### GIVEN INSTRUCTION
Give every entry again, unchanged, and leave its images out.

━━━

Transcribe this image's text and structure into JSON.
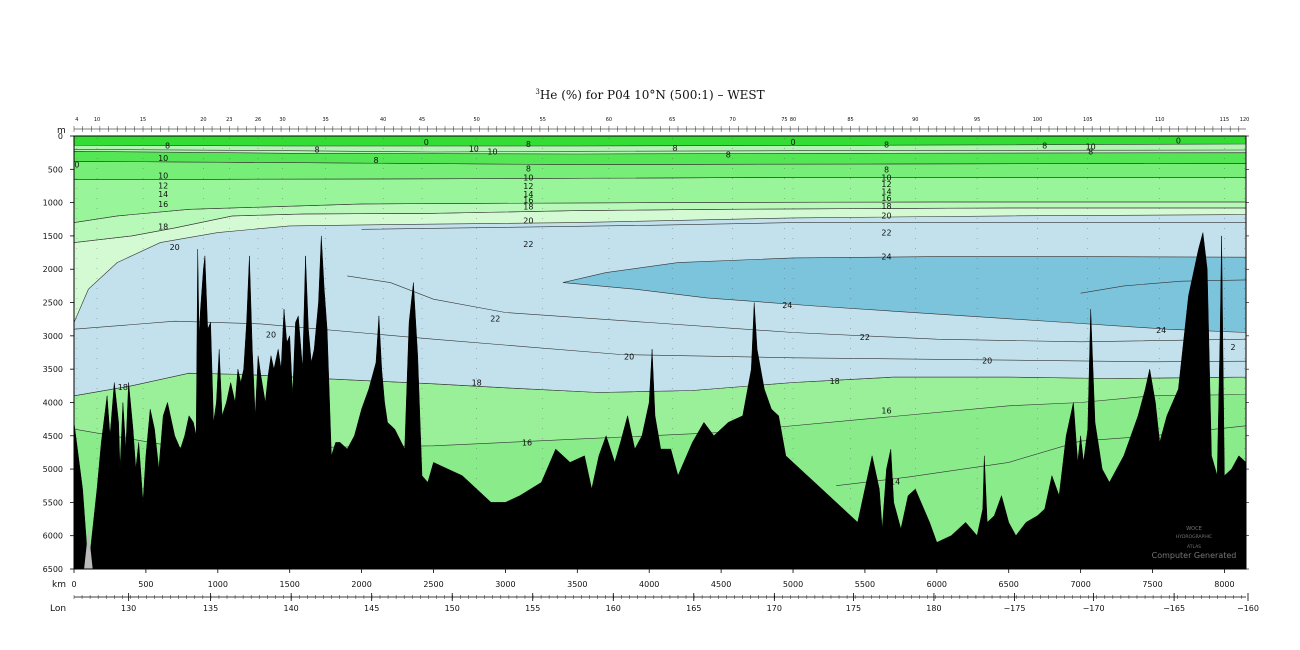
{
  "chart_data": {
    "type": "section_contour",
    "title_superscript": "3",
    "title_main": "He (%) for P04 10°N (500:1) – WEST",
    "x_axis_unit": "km",
    "y_axis_unit": "m",
    "lon_axis_unit": "Lon",
    "xlim": [
      0,
      8150
    ],
    "ylim": [
      6500,
      0
    ],
    "x_ticks": [
      0,
      500,
      1000,
      1500,
      2000,
      2500,
      3000,
      3500,
      4000,
      4500,
      5000,
      5500,
      6000,
      6500,
      7000,
      7500,
      8000
    ],
    "y_ticks": [
      0,
      500,
      1000,
      1500,
      2000,
      2500,
      3000,
      3500,
      4000,
      4500,
      5000,
      5500,
      6000,
      6500
    ],
    "lon_ticks": [
      {
        "km": 380,
        "label": "130"
      },
      {
        "km": 950,
        "label": "135"
      },
      {
        "km": 1510,
        "label": "140"
      },
      {
        "km": 2070,
        "label": "145"
      },
      {
        "km": 2630,
        "label": "150"
      },
      {
        "km": 3190,
        "label": "155"
      },
      {
        "km": 3750,
        "label": "160"
      },
      {
        "km": 4310,
        "label": "165"
      },
      {
        "km": 4870,
        "label": "170"
      },
      {
        "km": 5420,
        "label": "175"
      },
      {
        "km": 5980,
        "label": "180"
      },
      {
        "km": 6540,
        "label": "−175"
      },
      {
        "km": 7090,
        "label": "−170"
      },
      {
        "km": 7650,
        "label": "−165"
      },
      {
        "km": 8200,
        "label": "−160"
      }
    ],
    "stations": [
      {
        "km": 20,
        "label": "4"
      },
      {
        "km": 160,
        "label": "10"
      },
      {
        "km": 480,
        "label": "15"
      },
      {
        "km": 900,
        "label": "20"
      },
      {
        "km": 1080,
        "label": "23"
      },
      {
        "km": 1280,
        "label": "26"
      },
      {
        "km": 1450,
        "label": "30"
      },
      {
        "km": 1750,
        "label": "35"
      },
      {
        "km": 2150,
        "label": "40"
      },
      {
        "km": 2420,
        "label": "45"
      },
      {
        "km": 2800,
        "label": "50"
      },
      {
        "km": 3260,
        "label": "55"
      },
      {
        "km": 3720,
        "label": "60"
      },
      {
        "km": 4160,
        "label": "65"
      },
      {
        "km": 4580,
        "label": "70"
      },
      {
        "km": 4940,
        "label": "75"
      },
      {
        "km": 5000,
        "label": "80"
      },
      {
        "km": 5400,
        "label": "85"
      },
      {
        "km": 5850,
        "label": "90"
      },
      {
        "km": 6280,
        "label": "95"
      },
      {
        "km": 6700,
        "label": "100"
      },
      {
        "km": 7050,
        "label": "105"
      },
      {
        "km": 7550,
        "label": "110"
      },
      {
        "km": 8000,
        "label": "115"
      },
      {
        "km": 8140,
        "label": "120"
      }
    ],
    "contour_levels": [
      0,
      8,
      10,
      12,
      14,
      16,
      18,
      20,
      22,
      24
    ],
    "contour_labels": [
      {
        "text": "0",
        "km": 2450,
        "depth": 90
      },
      {
        "text": "0",
        "km": 5000,
        "depth": 90
      },
      {
        "text": "0",
        "km": 7680,
        "depth": 70
      },
      {
        "text": "0",
        "km": 20,
        "depth": 430
      },
      {
        "text": "8",
        "km": 650,
        "depth": 140
      },
      {
        "text": "8",
        "km": 1690,
        "depth": 200
      },
      {
        "text": "8",
        "km": 2100,
        "depth": 360
      },
      {
        "text": "8",
        "km": 3160,
        "depth": 120
      },
      {
        "text": "8",
        "km": 4180,
        "depth": 180
      },
      {
        "text": "8",
        "km": 4550,
        "depth": 280
      },
      {
        "text": "8",
        "km": 5650,
        "depth": 130
      },
      {
        "text": "8",
        "km": 6750,
        "depth": 140
      },
      {
        "text": "8",
        "km": 7070,
        "depth": 230
      },
      {
        "text": "8",
        "km": 3160,
        "depth": 490
      },
      {
        "text": "8",
        "km": 5650,
        "depth": 500
      },
      {
        "text": "10",
        "km": 620,
        "depth": 330
      },
      {
        "text": "10",
        "km": 2780,
        "depth": 190
      },
      {
        "text": "10",
        "km": 2910,
        "depth": 230
      },
      {
        "text": "10",
        "km": 7070,
        "depth": 160
      },
      {
        "text": "10",
        "km": 620,
        "depth": 590
      },
      {
        "text": "10",
        "km": 3160,
        "depth": 620
      },
      {
        "text": "10",
        "km": 5650,
        "depth": 620
      },
      {
        "text": "12",
        "km": 620,
        "depth": 740
      },
      {
        "text": "12",
        "km": 3160,
        "depth": 750
      },
      {
        "text": "12",
        "km": 5650,
        "depth": 720
      },
      {
        "text": "14",
        "km": 620,
        "depth": 870
      },
      {
        "text": "14",
        "km": 3160,
        "depth": 870
      },
      {
        "text": "14",
        "km": 5650,
        "depth": 830
      },
      {
        "text": "16",
        "km": 620,
        "depth": 1020
      },
      {
        "text": "16",
        "km": 3160,
        "depth": 960
      },
      {
        "text": "16",
        "km": 5650,
        "depth": 930
      },
      {
        "text": "18",
        "km": 620,
        "depth": 1360
      },
      {
        "text": "18",
        "km": 3160,
        "depth": 1060
      },
      {
        "text": "18",
        "km": 5650,
        "depth": 1050
      },
      {
        "text": "20",
        "km": 700,
        "depth": 1670
      },
      {
        "text": "20",
        "km": 3160,
        "depth": 1270
      },
      {
        "text": "20",
        "km": 5650,
        "depth": 1190
      },
      {
        "text": "22",
        "km": 3160,
        "depth": 1620
      },
      {
        "text": "22",
        "km": 5650,
        "depth": 1450
      },
      {
        "text": "24",
        "km": 5650,
        "depth": 1810
      },
      {
        "text": "24",
        "km": 4960,
        "depth": 2540
      },
      {
        "text": "24",
        "km": 7560,
        "depth": 2910
      },
      {
        "text": "22",
        "km": 2930,
        "depth": 2740
      },
      {
        "text": "22",
        "km": 5500,
        "depth": 3020
      },
      {
        "text": "20",
        "km": 1370,
        "depth": 2980
      },
      {
        "text": "20",
        "km": 3860,
        "depth": 3310
      },
      {
        "text": "20",
        "km": 6350,
        "depth": 3370
      },
      {
        "text": "2",
        "km": 8060,
        "depth": 3170
      },
      {
        "text": "18",
        "km": 340,
        "depth": 3770
      },
      {
        "text": "18",
        "km": 2800,
        "depth": 3700
      },
      {
        "text": "18",
        "km": 5290,
        "depth": 3680
      },
      {
        "text": "16",
        "km": 3150,
        "depth": 4600
      },
      {
        "text": "16",
        "km": 5650,
        "depth": 4120
      },
      {
        "text": "14",
        "km": 5710,
        "depth": 5190
      }
    ],
    "colors": {
      "lt8": "#33dd33",
      "8-10": "#55e655",
      "10-12": "#77ee77",
      "12-16": "#99f599",
      "16-18": "#b8f8b8",
      "18-20": "#d4fad4",
      "20-24": "#c2e1ec",
      "ge24": "#7cc3dc",
      "deep16-18": "#b3f5b3",
      "deep14-16": "#99f099",
      "deep-lt14": "#8aeb8a",
      "bathymetry": "#000000"
    }
  },
  "watermark": {
    "line1": "WOCE",
    "line2": "HYDROGRAPHIC",
    "line3": "ATLAS",
    "line4": "Computer Generated"
  }
}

━━━

### RIGHT ANSWER
Transcribe this image's text and structure into JSON.
{
  "chart_data": {
    "type": "section_contour",
    "title_superscript": "3",
    "title_main": "He (%) for P04 10°N (500:1) – WEST",
    "x_axis_unit": "km",
    "y_axis_unit": "m",
    "lon_axis_unit": "Lon",
    "xlim": [
      0,
      8150
    ],
    "ylim": [
      6500,
      0
    ],
    "x_ticks": [
      0,
      500,
      1000,
      1500,
      2000,
      2500,
      3000,
      3500,
      4000,
      4500,
      5000,
      5500,
      6000,
      6500,
      7000,
      7500,
      8000
    ],
    "y_ticks": [
      0,
      500,
      1000,
      1500,
      2000,
      2500,
      3000,
      3500,
      4000,
      4500,
      5000,
      5500,
      6000,
      6500
    ],
    "lon_ticks": [
      {
        "km": 380,
        "label": "130"
      },
      {
        "km": 950,
        "label": "135"
      },
      {
        "km": 1510,
        "label": "140"
      },
      {
        "km": 2070,
        "label": "145"
      },
      {
        "km": 2630,
        "label": "150"
      },
      {
        "km": 3190,
        "label": "155"
      },
      {
        "km": 3750,
        "label": "160"
      },
      {
        "km": 4310,
        "label": "165"
      },
      {
        "km": 4870,
        "label": "170"
      },
      {
        "km": 5420,
        "label": "175"
      },
      {
        "km": 5980,
        "label": "180"
      },
      {
        "km": 6540,
        "label": "−175"
      },
      {
        "km": 7090,
        "label": "−170"
      },
      {
        "km": 7650,
        "label": "−165"
      },
      {
        "km": 8200,
        "label": "−160"
      }
    ],
    "stations": [
      {
        "km": 20,
        "label": "4"
      },
      {
        "km": 160,
        "label": "10"
      },
      {
        "km": 480,
        "label": "15"
      },
      {
        "km": 900,
        "label": "20"
      },
      {
        "km": 1080,
        "label": "23"
      },
      {
        "km": 1280,
        "label": "26"
      },
      {
        "km": 1450,
        "label": "30"
      },
      {
        "km": 1750,
        "label": "35"
      },
      {
        "km": 2150,
        "label": "40"
      },
      {
        "km": 2420,
        "label": "45"
      },
      {
        "km": 2800,
        "label": "50"
      },
      {
        "km": 3260,
        "label": "55"
      },
      {
        "km": 3720,
        "label": "60"
      },
      {
        "km": 4160,
        "label": "65"
      },
      {
        "km": 4580,
        "label": "70"
      },
      {
        "km": 4940,
        "label": "75"
      },
      {
        "km": 5000,
        "label": "80"
      },
      {
        "km": 5400,
        "label": "85"
      },
      {
        "km": 5850,
        "label": "90"
      },
      {
        "km": 6280,
        "label": "95"
      },
      {
        "km": 6700,
        "label": "100"
      },
      {
        "km": 7050,
        "label": "105"
      },
      {
        "km": 7550,
        "label": "110"
      },
      {
        "km": 8000,
        "label": "115"
      },
      {
        "km": 8140,
        "label": "120"
      }
    ],
    "contour_levels": [
      0,
      8,
      10,
      12,
      14,
      16,
      18,
      20,
      22,
      24
    ],
    "contour_labels": [
      {
        "text": "0",
        "km": 2450,
        "depth": 90
      },
      {
        "text": "0",
        "km": 5000,
        "depth": 90
      },
      {
        "text": "0",
        "km": 7680,
        "depth": 70
      },
      {
        "text": "0",
        "km": 20,
        "depth": 430
      },
      {
        "text": "8",
        "km": 650,
        "depth": 140
      },
      {
        "text": "8",
        "km": 1690,
        "depth": 200
      },
      {
        "text": "8",
        "km": 2100,
        "depth": 360
      },
      {
        "text": "8",
        "km": 3160,
        "depth": 120
      },
      {
        "text": "8",
        "km": 4180,
        "depth": 180
      },
      {
        "text": "8",
        "km": 4550,
        "depth": 280
      },
      {
        "text": "8",
        "km": 5650,
        "depth": 130
      },
      {
        "text": "8",
        "km": 6750,
        "depth": 140
      },
      {
        "text": "8",
        "km": 7070,
        "depth": 230
      },
      {
        "text": "8",
        "km": 3160,
        "depth": 490
      },
      {
        "text": "8",
        "km": 5650,
        "depth": 500
      },
      {
        "text": "10",
        "km": 620,
        "depth": 330
      },
      {
        "text": "10",
        "km": 2780,
        "depth": 190
      },
      {
        "text": "10",
        "km": 2910,
        "depth": 230
      },
      {
        "text": "10",
        "km": 7070,
        "depth": 160
      },
      {
        "text": "10",
        "km": 620,
        "depth": 590
      },
      {
        "text": "10",
        "km": 3160,
        "depth": 620
      },
      {
        "text": "10",
        "km": 5650,
        "depth": 620
      },
      {
        "text": "12",
        "km": 620,
        "depth": 740
      },
      {
        "text": "12",
        "km": 3160,
        "depth": 750
      },
      {
        "text": "12",
        "km": 5650,
        "depth": 720
      },
      {
        "text": "14",
        "km": 620,
        "depth": 870
      },
      {
        "text": "14",
        "km": 3160,
        "depth": 870
      },
      {
        "text": "14",
        "km": 5650,
        "depth": 830
      },
      {
        "text": "16",
        "km": 620,
        "depth": 1020
      },
      {
        "text": "16",
        "km": 3160,
        "depth": 960
      },
      {
        "text": "16",
        "km": 5650,
        "depth": 930
      },
      {
        "text": "18",
        "km": 620,
        "depth": 1360
      },
      {
        "text": "18",
        "km": 3160,
        "depth": 1060
      },
      {
        "text": "18",
        "km": 5650,
        "depth": 1050
      },
      {
        "text": "20",
        "km": 700,
        "depth": 1670
      },
      {
        "text": "20",
        "km": 3160,
        "depth": 1270
      },
      {
        "text": "20",
        "km": 5650,
        "depth": 1190
      },
      {
        "text": "22",
        "km": 3160,
        "depth": 1620
      },
      {
        "text": "22",
        "km": 5650,
        "depth": 1450
      },
      {
        "text": "24",
        "km": 5650,
        "depth": 1810
      },
      {
        "text": "24",
        "km": 4960,
        "depth": 2540
      },
      {
        "text": "24",
        "km": 7560,
        "depth": 2910
      },
      {
        "text": "22",
        "km": 2930,
        "depth": 2740
      },
      {
        "text": "22",
        "km": 5500,
        "depth": 3020
      },
      {
        "text": "20",
        "km": 1370,
        "depth": 2980
      },
      {
        "text": "20",
        "km": 3860,
        "depth": 3310
      },
      {
        "text": "20",
        "km": 6350,
        "depth": 3370
      },
      {
        "text": "2",
        "km": 8060,
        "depth": 3170
      },
      {
        "text": "18",
        "km": 340,
        "depth": 3770
      },
      {
        "text": "18",
        "km": 2800,
        "depth": 3700
      },
      {
        "text": "18",
        "km": 5290,
        "depth": 3680
      },
      {
        "text": "16",
        "km": 3150,
        "depth": 4600
      },
      {
        "text": "16",
        "km": 5650,
        "depth": 4120
      },
      {
        "text": "14",
        "km": 5710,
        "depth": 5190
      }
    ],
    "colors": {
      "lt8": "#33dd33",
      "8-10": "#55e655",
      "10-12": "#77ee77",
      "12-16": "#99f599",
      "16-18": "#b8f8b8",
      "18-20": "#d4fad4",
      "20-24": "#c2e1ec",
      "ge24": "#7cc3dc",
      "deep16-18": "#b3f5b3",
      "deep14-16": "#99f099",
      "deep-lt14": "#8aeb8a",
      "bathymetry": "#000000"
    }
  },
  "watermark": {
    "line1": "WOCE",
    "line2": "HYDROGRAPHIC",
    "line3": "ATLAS",
    "line4": "Computer Generated"
  }
}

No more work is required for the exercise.